### Selected text
++++
Bess Wohl is an American playwright, screenwriter, and actress whose plays include Grand Horizons, Small Mouth Sounds, Liberation, and the book for the musical Pretty Filthy with composer/lyricist Michael Friedman and The Civilians. For Grand Horizons, Wohl was nominated for the 2020 Tony Award for Best Play. Her play Liberation was awarded the 2026 Pulitzer Prize for Drama and the 2026 Tony Award for Best Play.

==Early life==
Wohl grew up in Brooklyn, New York, where she developed a love of theater. She went to Harvard College for an BA in English, and then went to the Yale School of Drama for an MFA in acting. While at Yale, she created the play Cats Talk Back, which went on to the New York International Fringe Festival, where it won Best Overall Production. She describes her heritage as Jewish, Mormon, and Irish Catholic.

==Career==
Wohl's plays have been produced in numerous venues in New York City and around the United States.

Her play, Barcelona premiered in 2012 at the Contemporary American Theater Festival, before transferring to Los Angeles at the Geffen Playhouse, starring Betty Gilpin and Carlos Leal. In 2024, it made its West End debut in a production starring Lily Collins and Álvaro Morte.

Pretty Filthy, which ran Off-Broadway from January 2015 to March 1, 2015, was nominated for the 2015 Lucille Lortel Award, Outstanding Musical, and the 2015 Drama Desk Award, Outstanding Musical. Bess also won the 2015 Sam Norkin Special Drama Desk Award for “establishing herself as an important voice in New York theater, and having a breakthrough year.”
++++
### Record excerpts

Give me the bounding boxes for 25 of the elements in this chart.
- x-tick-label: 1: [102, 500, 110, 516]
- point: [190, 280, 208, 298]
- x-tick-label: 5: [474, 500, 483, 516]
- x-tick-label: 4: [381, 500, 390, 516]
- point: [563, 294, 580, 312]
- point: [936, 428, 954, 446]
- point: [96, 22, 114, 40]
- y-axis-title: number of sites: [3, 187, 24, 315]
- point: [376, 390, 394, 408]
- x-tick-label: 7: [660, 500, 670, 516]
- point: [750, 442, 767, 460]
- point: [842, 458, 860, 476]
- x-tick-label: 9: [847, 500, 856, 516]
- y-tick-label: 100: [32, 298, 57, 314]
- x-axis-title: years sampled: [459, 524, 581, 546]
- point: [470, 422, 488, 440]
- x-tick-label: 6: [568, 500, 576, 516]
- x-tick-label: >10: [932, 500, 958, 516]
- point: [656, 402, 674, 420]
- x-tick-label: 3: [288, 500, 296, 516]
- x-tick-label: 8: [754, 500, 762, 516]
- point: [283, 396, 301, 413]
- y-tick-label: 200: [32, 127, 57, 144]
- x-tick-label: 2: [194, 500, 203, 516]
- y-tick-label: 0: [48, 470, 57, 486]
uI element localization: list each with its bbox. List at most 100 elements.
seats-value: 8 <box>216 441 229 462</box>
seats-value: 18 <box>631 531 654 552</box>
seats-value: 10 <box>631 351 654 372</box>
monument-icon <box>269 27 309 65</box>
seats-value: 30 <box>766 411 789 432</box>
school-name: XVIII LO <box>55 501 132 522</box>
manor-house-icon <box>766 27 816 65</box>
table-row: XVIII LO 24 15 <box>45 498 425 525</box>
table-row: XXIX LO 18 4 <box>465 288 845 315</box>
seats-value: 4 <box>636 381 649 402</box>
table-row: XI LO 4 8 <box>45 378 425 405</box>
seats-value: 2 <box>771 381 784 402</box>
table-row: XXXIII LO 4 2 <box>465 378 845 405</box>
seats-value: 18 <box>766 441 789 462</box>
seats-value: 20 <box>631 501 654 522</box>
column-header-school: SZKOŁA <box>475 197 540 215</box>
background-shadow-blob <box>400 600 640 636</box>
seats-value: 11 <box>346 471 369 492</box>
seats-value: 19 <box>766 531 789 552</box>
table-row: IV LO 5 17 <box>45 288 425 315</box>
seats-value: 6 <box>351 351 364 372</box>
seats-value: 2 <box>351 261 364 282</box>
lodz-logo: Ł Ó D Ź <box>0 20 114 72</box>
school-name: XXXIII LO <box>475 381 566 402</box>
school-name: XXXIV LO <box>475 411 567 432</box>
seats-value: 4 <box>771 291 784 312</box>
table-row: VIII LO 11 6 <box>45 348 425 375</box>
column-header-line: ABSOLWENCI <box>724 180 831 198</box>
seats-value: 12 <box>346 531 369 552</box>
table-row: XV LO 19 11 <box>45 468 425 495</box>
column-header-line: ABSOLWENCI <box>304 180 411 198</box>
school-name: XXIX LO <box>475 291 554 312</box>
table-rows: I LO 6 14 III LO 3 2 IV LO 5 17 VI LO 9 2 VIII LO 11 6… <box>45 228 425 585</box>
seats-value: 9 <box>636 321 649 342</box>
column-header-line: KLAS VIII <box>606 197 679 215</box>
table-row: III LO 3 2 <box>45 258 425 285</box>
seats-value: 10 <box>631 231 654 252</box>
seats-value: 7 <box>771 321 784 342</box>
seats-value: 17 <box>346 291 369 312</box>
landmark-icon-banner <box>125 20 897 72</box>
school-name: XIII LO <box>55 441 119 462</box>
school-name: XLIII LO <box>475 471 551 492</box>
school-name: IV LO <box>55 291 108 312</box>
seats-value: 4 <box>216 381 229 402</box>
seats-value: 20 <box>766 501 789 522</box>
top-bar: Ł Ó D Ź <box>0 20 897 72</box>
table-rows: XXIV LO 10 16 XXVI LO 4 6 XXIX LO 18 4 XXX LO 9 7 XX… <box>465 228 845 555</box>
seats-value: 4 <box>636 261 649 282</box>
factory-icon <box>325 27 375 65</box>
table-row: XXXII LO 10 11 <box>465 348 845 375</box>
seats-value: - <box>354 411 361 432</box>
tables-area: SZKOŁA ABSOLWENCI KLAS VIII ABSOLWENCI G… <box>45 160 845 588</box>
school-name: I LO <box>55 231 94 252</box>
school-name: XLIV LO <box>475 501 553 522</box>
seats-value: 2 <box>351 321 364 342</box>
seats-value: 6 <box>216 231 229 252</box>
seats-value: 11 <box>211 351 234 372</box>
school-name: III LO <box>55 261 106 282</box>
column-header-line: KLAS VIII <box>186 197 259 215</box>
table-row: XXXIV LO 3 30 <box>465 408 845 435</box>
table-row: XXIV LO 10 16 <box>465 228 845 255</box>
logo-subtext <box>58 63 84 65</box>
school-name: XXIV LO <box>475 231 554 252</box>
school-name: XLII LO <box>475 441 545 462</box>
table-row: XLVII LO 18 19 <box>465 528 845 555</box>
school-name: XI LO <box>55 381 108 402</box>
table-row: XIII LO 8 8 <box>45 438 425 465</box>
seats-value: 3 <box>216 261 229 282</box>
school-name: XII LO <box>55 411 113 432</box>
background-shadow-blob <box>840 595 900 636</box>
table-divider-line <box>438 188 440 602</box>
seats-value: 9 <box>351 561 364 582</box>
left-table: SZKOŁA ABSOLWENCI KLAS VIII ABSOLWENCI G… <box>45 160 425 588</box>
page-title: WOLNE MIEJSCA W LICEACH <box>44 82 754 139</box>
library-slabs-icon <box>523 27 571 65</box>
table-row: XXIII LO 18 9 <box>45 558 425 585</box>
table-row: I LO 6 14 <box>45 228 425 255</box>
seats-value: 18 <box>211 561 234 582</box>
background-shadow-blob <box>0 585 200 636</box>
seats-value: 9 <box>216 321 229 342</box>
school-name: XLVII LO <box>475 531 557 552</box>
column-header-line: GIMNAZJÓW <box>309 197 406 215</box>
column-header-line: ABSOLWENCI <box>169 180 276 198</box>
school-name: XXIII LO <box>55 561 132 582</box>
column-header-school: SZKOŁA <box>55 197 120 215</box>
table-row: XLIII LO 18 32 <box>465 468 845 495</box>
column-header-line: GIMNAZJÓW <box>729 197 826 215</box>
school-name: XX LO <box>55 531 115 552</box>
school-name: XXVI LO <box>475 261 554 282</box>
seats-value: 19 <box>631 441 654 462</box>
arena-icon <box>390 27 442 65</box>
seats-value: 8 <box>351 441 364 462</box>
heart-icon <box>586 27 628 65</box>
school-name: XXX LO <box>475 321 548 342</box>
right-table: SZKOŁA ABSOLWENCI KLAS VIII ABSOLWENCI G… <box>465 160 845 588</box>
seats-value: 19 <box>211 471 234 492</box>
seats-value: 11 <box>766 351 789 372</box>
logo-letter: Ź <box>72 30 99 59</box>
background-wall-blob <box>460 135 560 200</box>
++++
### Required task A
Using the Bess Wohl text, decide whether each statement agrees with it. Answer yes or no for each, and quote the words that settle it.
(i) Wohl grew up in Brooklyn, New York.
(ii) Barcelona premiered at the Geffen Playhouse.
(iii) Pretty Filthy was nominated for the 2015 Drama Desk Award, Outstanding Musical.
### Required task B
Write the next part of the Bess Wohl text, picking up after its final sentence.
The rows have no connection to the Bess Wohl text.

### Task response A
(i) Yes: "Wohl grew up in Brooklyn, New York, where she developed a love of theater."
(ii) No: "Her play, Barcelona premiered in 2012 at the Contemporary American Theater Festival, before transferring to Los Angeles at the Geffen Playhouse"
(iii) Yes: "was nominated for the 2015 Lucille Lortel Award, Outstanding Musical, and the 2015 Drama Desk Award, Outstanding Musical"

### Task response B
Small Mouth Sounds premiered Off-Broadway at Ars Nova in 2015 to wide critical acclaim. The play also was produced in 2016 at the Off-Broadway Signature Theatre and has been performed in a US national tour in 2017. Wohl won the Outer Critics Circle John Gassner Award, presented for an American play, preferably by a new playwright for Small Mouth Sounds in 2017.

Wohl's Grand Horizons began previews on Broadway at the Hayes Theater, presented by Second Stage Theater on December 23, 2019 and opened on January 23, 2020. This play marked her Broadway debut. Grand Horizons premiered at the Williamstown Theatre Festival in July 2019, directed by Leigh Silverman. The play is co-commissioned by Williamstown Theatre Festival and Second Stage Theater. Grand Horizons was nominated for the 2020 Tony Award for Best Play.

Her play Camp Siegfried opened at The Old Vic theatre in London in September 2021.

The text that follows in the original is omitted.